§ **Provided passage**:
This is a continuation of string manipulation techniques. If you are interested, you can read the other articles,
though you do not need to read it before this one. These are mostly beginning
programming articles, but advanced T-SQL programmers may still find something useful here.
Continuing on with taming strings.
In Part 1, I worked with phone numbers to find the area codes in phone number data. This data was in a variety of formats and frankly, quite a mess. Since we allowed users to enter data with very little validation, we got all sorts of invalid data as well as typos. Well, the time finally came for us to clean and validate as much phone data as possible, and so I decided to write about my little adventure.
Dealing with phone number data is more than a trivial exercise, both from the technical as well a business viewpoints. If you limit yourself to US phone numbers, then the problem is simplified, but still requires some work. In today's Internet, 24x7 uptime requirements, and international applications, I have seen this become less and less of an option, so I plan on designing the db to hold all kinds of information. Another article will tackle the database design side of storing phone data; this article looks at getting all the data in a standard format.
We had initially designed a single phone number field on forms as a way
to handle all types of data in an ergonomic fashion. There was no
validation of the data being entered so as to make the data entry as
smooth as possible. The result of this was phone number data that looked
1-(520)-555-5821 (904)555-1877 2711 5555458 610-555-3723 000 6195557693 11111111111111111 (111) 555-0986 181-5554761 31 471 55505 31 22555599 1-800-555-9495 415 555 3851 +11455561022 1603555775 ++492055599971 407.555.4770 555-6609 202/555-2228 248-555-8300*8263 812-555-8444x312 9999999 1800555SOFT ext. 132 512/555-2000x2563 (800) 555-2588 XT 7 none 800-555-0963 X90454As you can see, there are a variety of formats in which data was entered (BTW, these are not real phone numbers, I scrambled quite a few of the numbers and made the exchanges 555. If any of them actually work, I apologize in advance). Users have entered parenthesis, dashes, periods, +, etc. as delimiters for various sections of the phone numbers. The spacing, abbreviations, and formats vary from company to company (much to the chagrin of developers) and cry out for some standardization. However, forcing standardization during the data entry annoys and angers ( and loses) users. My company finally came up with a standard data entry solution with some validation of data, but I needed to then standardize the existing data.
The technical solution to storing the data was to standardize the formatting and then include parsing routines in the application logic to handle the display and data entry. We decided a single field will contain the user entered data as numerics only with all other characters stripped out with one exception. For users that have a phone extension, we would include an "x" between the phone number and the extension. By standardizing on this format, all developers can expect a certain format and apply simpler parsing rules to format the data for display.

§ **Supplied material**:
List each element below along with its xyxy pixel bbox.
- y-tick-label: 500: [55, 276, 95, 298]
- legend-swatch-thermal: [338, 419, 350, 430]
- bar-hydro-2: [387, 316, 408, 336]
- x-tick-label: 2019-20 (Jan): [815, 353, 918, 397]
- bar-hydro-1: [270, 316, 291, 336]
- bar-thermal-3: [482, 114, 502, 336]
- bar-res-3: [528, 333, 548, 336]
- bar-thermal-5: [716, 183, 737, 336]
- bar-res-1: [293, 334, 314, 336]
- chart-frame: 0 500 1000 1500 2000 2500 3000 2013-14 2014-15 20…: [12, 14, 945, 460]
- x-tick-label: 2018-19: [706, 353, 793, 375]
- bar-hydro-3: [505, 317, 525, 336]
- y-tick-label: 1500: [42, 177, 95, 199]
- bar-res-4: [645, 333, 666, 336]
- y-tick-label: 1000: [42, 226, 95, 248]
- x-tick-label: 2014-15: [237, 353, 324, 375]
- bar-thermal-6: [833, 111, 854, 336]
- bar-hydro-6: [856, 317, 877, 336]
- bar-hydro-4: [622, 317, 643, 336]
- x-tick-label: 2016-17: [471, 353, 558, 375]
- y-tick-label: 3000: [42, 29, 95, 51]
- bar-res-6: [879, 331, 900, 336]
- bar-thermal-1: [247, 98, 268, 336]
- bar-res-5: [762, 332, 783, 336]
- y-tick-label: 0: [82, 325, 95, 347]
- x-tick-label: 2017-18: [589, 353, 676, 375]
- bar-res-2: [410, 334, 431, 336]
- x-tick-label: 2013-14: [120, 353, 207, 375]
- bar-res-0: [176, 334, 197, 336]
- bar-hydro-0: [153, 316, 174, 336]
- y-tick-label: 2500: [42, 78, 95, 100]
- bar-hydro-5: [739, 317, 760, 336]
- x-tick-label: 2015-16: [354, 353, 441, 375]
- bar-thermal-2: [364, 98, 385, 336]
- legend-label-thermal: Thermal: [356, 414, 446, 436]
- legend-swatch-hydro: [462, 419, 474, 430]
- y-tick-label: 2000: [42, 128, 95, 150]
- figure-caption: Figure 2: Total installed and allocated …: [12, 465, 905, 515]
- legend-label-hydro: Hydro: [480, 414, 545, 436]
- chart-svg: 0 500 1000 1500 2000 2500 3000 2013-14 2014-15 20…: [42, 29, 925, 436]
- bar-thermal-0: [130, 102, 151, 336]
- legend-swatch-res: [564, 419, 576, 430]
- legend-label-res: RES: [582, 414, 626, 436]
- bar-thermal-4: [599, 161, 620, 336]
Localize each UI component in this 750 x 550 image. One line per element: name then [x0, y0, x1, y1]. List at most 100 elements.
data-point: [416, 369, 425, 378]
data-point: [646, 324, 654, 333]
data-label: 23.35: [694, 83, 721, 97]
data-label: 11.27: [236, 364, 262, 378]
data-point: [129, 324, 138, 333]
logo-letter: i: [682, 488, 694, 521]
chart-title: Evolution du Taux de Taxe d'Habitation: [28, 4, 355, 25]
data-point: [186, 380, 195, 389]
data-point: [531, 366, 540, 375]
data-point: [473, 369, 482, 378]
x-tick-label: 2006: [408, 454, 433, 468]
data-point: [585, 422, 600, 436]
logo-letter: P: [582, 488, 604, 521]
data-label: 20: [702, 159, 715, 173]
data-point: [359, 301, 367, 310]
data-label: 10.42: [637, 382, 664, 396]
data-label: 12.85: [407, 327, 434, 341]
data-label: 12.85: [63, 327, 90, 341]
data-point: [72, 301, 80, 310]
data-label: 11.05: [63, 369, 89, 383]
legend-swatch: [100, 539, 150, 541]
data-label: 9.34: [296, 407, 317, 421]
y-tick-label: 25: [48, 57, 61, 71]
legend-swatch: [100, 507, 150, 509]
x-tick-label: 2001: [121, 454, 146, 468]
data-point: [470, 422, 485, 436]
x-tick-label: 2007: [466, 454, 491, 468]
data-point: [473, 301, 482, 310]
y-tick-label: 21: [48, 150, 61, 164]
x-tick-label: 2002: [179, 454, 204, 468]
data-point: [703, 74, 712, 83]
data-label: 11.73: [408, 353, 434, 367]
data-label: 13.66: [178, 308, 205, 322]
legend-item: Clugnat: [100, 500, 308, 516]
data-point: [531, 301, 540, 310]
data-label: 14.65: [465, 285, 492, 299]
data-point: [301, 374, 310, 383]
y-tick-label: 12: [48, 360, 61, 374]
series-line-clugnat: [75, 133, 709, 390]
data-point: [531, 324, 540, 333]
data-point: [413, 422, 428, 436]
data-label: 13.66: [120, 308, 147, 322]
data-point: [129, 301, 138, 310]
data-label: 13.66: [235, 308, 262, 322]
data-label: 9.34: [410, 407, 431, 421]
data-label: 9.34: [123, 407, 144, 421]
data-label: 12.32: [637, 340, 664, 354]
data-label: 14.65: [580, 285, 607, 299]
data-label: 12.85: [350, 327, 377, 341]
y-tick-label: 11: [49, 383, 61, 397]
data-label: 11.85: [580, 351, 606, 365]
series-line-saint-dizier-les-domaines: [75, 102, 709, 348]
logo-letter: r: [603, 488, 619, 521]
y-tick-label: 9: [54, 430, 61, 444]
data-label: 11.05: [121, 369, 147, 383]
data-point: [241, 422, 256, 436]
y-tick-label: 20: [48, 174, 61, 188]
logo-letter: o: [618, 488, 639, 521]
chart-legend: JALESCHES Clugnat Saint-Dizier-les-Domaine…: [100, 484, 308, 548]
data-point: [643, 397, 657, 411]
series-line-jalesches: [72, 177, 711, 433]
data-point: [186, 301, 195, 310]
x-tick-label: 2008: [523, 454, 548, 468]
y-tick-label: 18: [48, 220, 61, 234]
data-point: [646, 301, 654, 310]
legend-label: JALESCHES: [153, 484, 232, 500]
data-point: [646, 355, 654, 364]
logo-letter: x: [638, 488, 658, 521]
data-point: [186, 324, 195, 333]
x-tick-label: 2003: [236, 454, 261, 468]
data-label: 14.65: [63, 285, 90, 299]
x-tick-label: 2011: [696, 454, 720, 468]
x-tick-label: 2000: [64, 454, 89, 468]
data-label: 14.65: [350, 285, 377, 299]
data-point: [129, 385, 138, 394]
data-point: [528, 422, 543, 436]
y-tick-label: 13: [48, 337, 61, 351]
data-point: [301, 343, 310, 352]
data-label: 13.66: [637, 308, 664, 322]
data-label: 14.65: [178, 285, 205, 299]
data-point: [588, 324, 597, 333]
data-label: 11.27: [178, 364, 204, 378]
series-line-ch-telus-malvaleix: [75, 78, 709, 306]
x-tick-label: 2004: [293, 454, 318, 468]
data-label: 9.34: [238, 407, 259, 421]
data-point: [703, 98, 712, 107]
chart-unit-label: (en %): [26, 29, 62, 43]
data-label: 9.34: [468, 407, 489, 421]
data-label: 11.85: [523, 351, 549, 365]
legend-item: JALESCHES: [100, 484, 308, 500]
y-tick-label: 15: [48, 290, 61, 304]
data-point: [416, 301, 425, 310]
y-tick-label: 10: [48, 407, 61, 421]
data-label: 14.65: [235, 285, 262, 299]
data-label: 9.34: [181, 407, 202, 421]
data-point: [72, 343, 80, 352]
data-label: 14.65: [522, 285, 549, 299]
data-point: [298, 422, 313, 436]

§ **Problems to solve**:
[1] Determine whether each of the following statements agrees with the phone number article, answering yes or no and quoting the words of the article that decide it. (a) Users were able to enter phone numbers with little checking of the data. (b) The article itself covers the database design for storing phone data. (c) Under the chosen format, an "x" separates a phone number from its extension.
[2] Carry on writing the phone number article from the point where it stops.

§ **Expected results**:
[1]
(a) Yes: "Since we allowed users to enter data with very little validation, we got all sorts of invalid data as well as typos."
(b) No: "Another article will tackle the database design side of storing phone data; this article looks at getting all the data in a standard format."
(c) Yes: "For users that have a phone extension, we would include an "x" between the phone number and the extension."

[2]
What String Manipulation?
Here is a problem that needs to be solved, what does this have to do with string manipulation? After all, shouldn't the validation be occuring in the presentation or business layers? Couldn't I use a rule or user defined datatype to standardize the system?
Patience, patience, all will be clear soon.
In order to clean this data, I will be using string manipulation to reformat all the existing phone data in the standard format. Regardless of future validation and schema changes, I would still have to get the existing data into a standard format to ensure the application works.
Now it would be nice to write one SQL statement that would rip through the data and reformat all the data as expected. A couple problems with this; one, it would be difficult to explain in an article. Two, it would probably take more time to decipher than most of you would want to spend. Three, I can't come up with one. Since reason three will tend to override reasons one and two in anything I write, here is what I came up with.
Since I try to avoid row processing which is slow and the kind of thing I usually chastise junior DBAs for implementing, I decided to look for patterns which would enable me to develop an algorithm to clean up this data. I made notes as I conducted the analysis so that I could present readers with some insight into how I go about solving a problem or developing a solution.
The first thing I do when solving most problems is look for a pattern.
After all, computers are very good at performing repetitive actions
and SQL is especially well suited to working with a batch of data.
In my examination of the data, I found that most data was basically in one
of a few formats:
999 999-9999 (999) 999-9999 999-999-9999and the extensions tended to look like:
x999 x.999 ext 999 ext.999The rest of the data is pretty close to these formats with some variations (more or less spaces, +xx for international numbers, some people entered slashes ("/") or periods (".") or some other character, but since I may end up handling these individually or as "one-offs" (things that do not fit a pattern or are an exception), I will ignore these for now.
The format that I am trying to standardize all data into is the following:
9999999999x9999where all non-numeric characters and spaces are removed. Actually spaces are not important for the parsing routines we employ, so I will ignore embedded spaces, but I think you will be able to adapt my solution easily to remove them.
Back to the analysis...
There are multiple places in the field where each non-numeric character can occur. I could write a series of substring updates (like in Part 1), but this would be quite a bit of work, lots and lots of statements, and probably not of interest to any of you. As I examine the data, what I really want to do is remove all the dashes ( or other characters) from the field.
So how can we remove the parenthesis, dashes, and periods from the
phone numbers? One way that I think should work is a simple CONVERT or
CAST of the field to an integer value. If I run the following,
select cast( '(555) 555-5555' as int)I would expect to get:
5555555555but instead, I get:
Server: Msg 245, Level 16, State 1, Line 1
Syntax error converting the varchar value '(555) 555-55555' to a column of data type int.
Why this occurs, I am not sure (if you are on the SQL Server team, let me know), but it does not. SUBSTRING is not a great option, so I decided to search BOL a little and see what my options were.
The first thing I saw in BOL which looked promising was PATINDEX which lets you find the location of a particular string within another string. This along with CHARINDEX (see Part 2) is useful for finding the location of a pattern within a string. I suppose I could have used this and then written a bunch of substrings that would concatenate the before and after portions of the string, but this did not seem very efficient either.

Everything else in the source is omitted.